• _INSTRUCTION_:
Transcribe everything in the data word for word. Pictures are left out.

##### DATASET EXTRACT

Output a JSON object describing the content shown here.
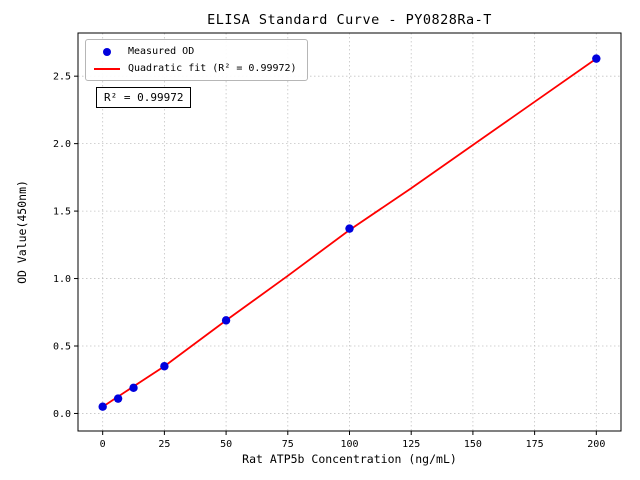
{
  "chart_data": {
    "type": "scatter",
    "title": "ELISA Standard Curve - PY0828Ra-T",
    "xlabel": "Rat ATP5b Concentration (ng/mL)",
    "ylabel": "OD Value(450nm)",
    "xlim": [
      -10,
      210
    ],
    "ylim": [
      -0.13,
      2.82
    ],
    "xticks": [
      0,
      25,
      50,
      75,
      100,
      125,
      150,
      175,
      200
    ],
    "yticks": [
      0.0,
      0.5,
      1.0,
      1.5,
      2.0,
      2.5
    ],
    "grid": true,
    "grid_style": "dotted",
    "grid_color": "#c3c3c3",
    "annotation": "R² = 0.99972",
    "r_squared": "0.99972",
    "legend": {
      "position": "upper-left",
      "entries": [
        {
          "label": "Measured OD",
          "marker": "dot",
          "color": "#0000dd"
        },
        {
          "label": "Quadratic fit (R² = 0.99972)",
          "marker": "line",
          "color": "#ff0000"
        }
      ]
    },
    "series": [
      {
        "name": "Quadratic fit",
        "type": "line",
        "color": "#ff0000",
        "x": [
          0,
          25,
          50,
          75,
          100,
          125,
          150,
          175,
          200
        ],
        "y": [
          0.05,
          0.35,
          0.69,
          1.02,
          1.36,
          1.67,
          1.99,
          2.31,
          2.63
        ]
      },
      {
        "name": "Measured OD",
        "type": "scatter",
        "color": "#0000dd",
        "x": [
          0,
          6.25,
          12.5,
          25,
          50,
          100,
          200
        ],
        "y": [
          0.05,
          0.11,
          0.19,
          0.35,
          0.69,
          1.37,
          2.63
        ]
      }
    ]
  }
}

##########

• _FULL SOLUTION_:
Output a JSON object describing the content shown here.
{
  "chart_data": {
    "type": "scatter",
    "title": "ELISA Standard Curve - PY0828Ra-T",
    "xlabel": "Rat ATP5b Concentration (ng/mL)",
    "ylabel": "OD Value(450nm)",
    "xlim": [
      -10,
      210
    ],
    "ylim": [
      -0.13,
      2.82
    ],
    "xticks": [
      0,
      25,
      50,
      75,
      100,
      125,
      150,
      175,
      200
    ],
    "yticks": [
      0.0,
      0.5,
      1.0,
      1.5,
      2.0,
      2.5
    ],
    "grid": true,
    "grid_style": "dotted",
    "grid_color": "#c3c3c3",
    "annotation": "R² = 0.99972",
    "r_squared": "0.99972",
    "legend": {
      "position": "upper-left",
      "entries": [
        {
          "label": "Measured OD",
          "marker": "dot",
          "color": "#0000dd"
        },
        {
          "label": "Quadratic fit (R² = 0.99972)",
          "marker": "line",
          "color": "#ff0000"
        }
      ]
    },
    "series": [
      {
        "name": "Quadratic fit",
        "type": "line",
        "color": "#ff0000",
        "x": [
          0,
          25,
          50,
          75,
          100,
          125,
          150,
          175,
          200
        ],
        "y": [
          0.05,
          0.35,
          0.69,
          1.02,
          1.36,
          1.67,
          1.99,
          2.31,
          2.63
        ]
      },
      {
        "name": "Measured OD",
        "type": "scatter",
        "color": "#0000dd",
        "x": [
          0,
          6.25,
          12.5,
          25,
          50,
          100,
          200
        ],
        "y": [
          0.05,
          0.11,
          0.19,
          0.35,
          0.69,
          1.37,
          2.63
        ]
      }
    ]
  }
}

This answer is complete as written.